The request
Write the records out again, keeping each line exactly as it is.

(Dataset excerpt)
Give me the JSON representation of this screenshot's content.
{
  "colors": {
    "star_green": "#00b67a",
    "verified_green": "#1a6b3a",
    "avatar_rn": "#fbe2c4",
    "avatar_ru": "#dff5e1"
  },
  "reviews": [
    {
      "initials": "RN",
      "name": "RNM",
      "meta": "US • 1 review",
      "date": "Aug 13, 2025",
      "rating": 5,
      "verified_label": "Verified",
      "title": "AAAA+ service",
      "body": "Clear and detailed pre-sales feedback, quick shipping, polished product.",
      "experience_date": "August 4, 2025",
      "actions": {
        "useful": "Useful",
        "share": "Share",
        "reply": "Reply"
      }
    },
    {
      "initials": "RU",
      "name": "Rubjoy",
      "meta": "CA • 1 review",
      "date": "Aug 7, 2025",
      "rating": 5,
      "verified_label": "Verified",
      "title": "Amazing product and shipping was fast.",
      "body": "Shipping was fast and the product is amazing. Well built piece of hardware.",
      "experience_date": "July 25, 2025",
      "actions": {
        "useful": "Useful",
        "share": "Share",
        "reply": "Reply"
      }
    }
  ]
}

Task solution
Give me the JSON representation of this screenshot's content.
{
  "colors": {
    "star_green": "#00b67a",
    "verified_green": "#1a6b3a",
    "avatar_rn": "#fbe2c4",
    "avatar_ru": "#dff5e1"
  },
  "reviews": [
    {
      "initials": "RN",
      "name": "RNM",
      "meta": "US • 1 review",
      "date": "Aug 13, 2025",
      "rating": 5,
      "verified_label": "Verified",
      "title": "AAAA+ service",
      "body": "Clear and detailed pre-sales feedback, quick shipping, polished product.",
      "experience_date": "August 4, 2025",
      "actions": {
        "useful": "Useful",
        "share": "Share",
        "reply": "Reply"
      }
    },
    {
      "initials": "RU",
      "name": "Rubjoy",
      "meta": "CA • 1 review",
      "date": "Aug 7, 2025",
      "rating": 5,
      "verified_label": "Verified",
      "title": "Amazing product and shipping was fast.",
      "body": "Shipping was fast and the product is amazing. Well built piece of hardware.",
      "experience_date": "July 25, 2025",
      "actions": {
        "useful": "Useful",
        "share": "Share",
        "reply": "Reply"
      }
    }
  ]
}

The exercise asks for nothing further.